# Start of EXTRACTED ENTRIES

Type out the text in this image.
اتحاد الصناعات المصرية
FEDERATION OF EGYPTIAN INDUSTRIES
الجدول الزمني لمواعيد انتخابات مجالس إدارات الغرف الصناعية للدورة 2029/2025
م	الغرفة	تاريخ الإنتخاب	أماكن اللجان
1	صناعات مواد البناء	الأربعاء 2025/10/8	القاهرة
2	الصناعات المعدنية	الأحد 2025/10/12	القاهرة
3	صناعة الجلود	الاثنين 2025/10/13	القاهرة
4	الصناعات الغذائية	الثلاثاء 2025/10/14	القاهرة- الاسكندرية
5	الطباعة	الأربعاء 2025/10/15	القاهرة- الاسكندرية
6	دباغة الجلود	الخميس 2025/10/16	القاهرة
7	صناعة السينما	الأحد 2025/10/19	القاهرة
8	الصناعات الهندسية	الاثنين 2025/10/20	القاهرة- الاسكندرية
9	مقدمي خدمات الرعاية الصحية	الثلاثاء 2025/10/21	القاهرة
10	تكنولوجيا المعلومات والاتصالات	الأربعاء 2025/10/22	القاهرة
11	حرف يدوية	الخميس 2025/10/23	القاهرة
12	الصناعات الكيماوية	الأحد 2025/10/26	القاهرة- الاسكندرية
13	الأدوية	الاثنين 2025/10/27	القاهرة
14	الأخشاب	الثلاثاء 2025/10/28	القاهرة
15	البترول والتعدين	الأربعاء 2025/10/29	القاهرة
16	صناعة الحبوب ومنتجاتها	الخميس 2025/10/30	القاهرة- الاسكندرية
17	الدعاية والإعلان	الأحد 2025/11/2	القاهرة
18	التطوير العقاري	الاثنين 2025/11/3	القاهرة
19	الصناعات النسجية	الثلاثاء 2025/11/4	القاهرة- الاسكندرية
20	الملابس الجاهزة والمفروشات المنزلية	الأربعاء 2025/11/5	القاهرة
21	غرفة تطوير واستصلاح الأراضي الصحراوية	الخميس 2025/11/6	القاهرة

# End of EXTRACTED ENTRIES

THE TASK: Select all lines with the word "الصناعات" from the entries above.

SOLUTION TO THE EXERCISE:
اتحاد الصناعات المصرية
2	الصناعات المعدنية	الأحد 2025/10/12	القاهرة
4	الصناعات الغذائية	الثلاثاء 2025/10/14	القاهرة- الاسكندرية
8	الصناعات الهندسية	الاثنين 2025/10/20	القاهرة- الاسكندرية
12	الصناعات الكيماوية	الأحد 2025/10/26	القاهرة- الاسكندرية
19	الصناعات النسجية	الثلاثاء 2025/11/4	القاهرة- الاسكندرية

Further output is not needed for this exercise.